Data records:
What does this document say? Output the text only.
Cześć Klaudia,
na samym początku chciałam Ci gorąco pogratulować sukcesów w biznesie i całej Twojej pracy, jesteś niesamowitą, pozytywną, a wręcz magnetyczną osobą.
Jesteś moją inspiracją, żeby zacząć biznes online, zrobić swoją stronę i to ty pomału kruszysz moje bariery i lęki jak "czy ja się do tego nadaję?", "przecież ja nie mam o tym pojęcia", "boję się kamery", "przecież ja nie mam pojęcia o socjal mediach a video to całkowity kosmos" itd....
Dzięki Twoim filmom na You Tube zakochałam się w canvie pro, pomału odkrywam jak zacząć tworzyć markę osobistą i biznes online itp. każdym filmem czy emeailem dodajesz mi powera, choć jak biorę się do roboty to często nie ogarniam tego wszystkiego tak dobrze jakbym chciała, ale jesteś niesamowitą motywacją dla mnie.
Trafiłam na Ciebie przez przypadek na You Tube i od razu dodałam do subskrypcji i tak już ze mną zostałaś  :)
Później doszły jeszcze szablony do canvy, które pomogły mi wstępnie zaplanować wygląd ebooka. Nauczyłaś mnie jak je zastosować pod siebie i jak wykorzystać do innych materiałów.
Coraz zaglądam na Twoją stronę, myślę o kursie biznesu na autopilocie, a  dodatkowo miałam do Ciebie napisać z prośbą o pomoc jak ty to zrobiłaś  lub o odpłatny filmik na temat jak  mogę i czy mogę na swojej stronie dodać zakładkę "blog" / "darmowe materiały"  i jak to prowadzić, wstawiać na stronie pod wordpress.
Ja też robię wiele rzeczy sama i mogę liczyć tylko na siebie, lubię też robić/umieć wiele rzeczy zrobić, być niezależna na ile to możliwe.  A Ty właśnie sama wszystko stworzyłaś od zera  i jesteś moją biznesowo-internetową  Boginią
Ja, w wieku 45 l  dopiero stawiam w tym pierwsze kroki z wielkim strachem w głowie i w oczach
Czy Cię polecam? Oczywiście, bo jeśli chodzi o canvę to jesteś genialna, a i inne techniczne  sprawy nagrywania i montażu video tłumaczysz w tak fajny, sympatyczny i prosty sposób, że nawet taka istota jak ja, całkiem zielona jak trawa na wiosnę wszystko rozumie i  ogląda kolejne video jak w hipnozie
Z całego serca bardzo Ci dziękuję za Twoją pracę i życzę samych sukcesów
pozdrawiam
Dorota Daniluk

Your task: The listing above should be transcribed in full, exactly as written.

The solution:
What does this document say? Output the text only.
Cześć Klaudia,
na samym początku chciałam Ci gorąco pogratulować sukcesów w biznesie i całej Twojej pracy, jesteś niesamowitą, pozytywną, a wręcz magnetyczną osobą.
Jesteś moją inspiracją, żeby zacząć biznes online, zrobić swoją stronę i to ty pomału kruszysz moje bariery i lęki jak "czy ja się do tego nadaję?", "przecież ja nie mam o tym pojęcia", "boję się kamery", "przecież ja nie mam pojęcia o socjal mediach a video to całkowity kosmos" itd....
Dzięki Twoim filmom na You Tube zakochałam się w canvie pro, pomału odkrywam jak zacząć tworzyć markę osobistą i biznes online itp. każdym filmem czy emeailem dodajesz mi powera, choć jak biorę się do roboty to często nie ogarniam tego wszystkiego tak dobrze jakbym chciała, ale jesteś niesamowitą motywacją dla mnie.
Trafiłam na Ciebie przez przypadek na You Tube i od razu dodałam do subskrypcji i tak już ze mną zostałaś  :)
Później doszły jeszcze szablony do canvy, które pomogły mi wstępnie zaplanować wygląd ebooka. Nauczyłaś mnie jak je zastosować pod siebie i jak wykorzystać do innych materiałów.
Coraz zaglądam na Twoją stronę, myślę o kursie biznesu na autopilocie, a  dodatkowo miałam do Ciebie napisać z prośbą o pomoc jak ty to zrobiłaś  lub o odpłatny filmik na temat jak  mogę i czy mogę na swojej stronie dodać zakładkę "blog" / "darmowe materiały"  i jak to prowadzić, wstawiać na stronie pod wordpress.
Ja też robię wiele rzeczy sama i mogę liczyć tylko na siebie, lubię też robić/umieć wiele rzeczy zrobić, być niezależna na ile to możliwe.  A Ty właśnie sama wszystko stworzyłaś od zera  i jesteś moją biznesowo-internetową  Boginią
Ja, w wieku 45 l  dopiero stawiam w tym pierwsze kroki z wielkim strachem w głowie i w oczach
Czy Cię polecam? Oczywiście, bo jeśli chodzi o canvę to jesteś genialna, a i inne techniczne  sprawy nagrywania i montażu video tłumaczysz w tak fajny, sympatyczny i prosty sposób, że nawet taka istota jak ja, całkiem zielona jak trawa na wiosnę wszystko rozumie i  ogląda kolejne video jak w hipnozie
Z całego serca bardzo Ci dziękuję za Twoją pracę i życzę samych sukcesów
pozdrawiam
Dorota Daniluk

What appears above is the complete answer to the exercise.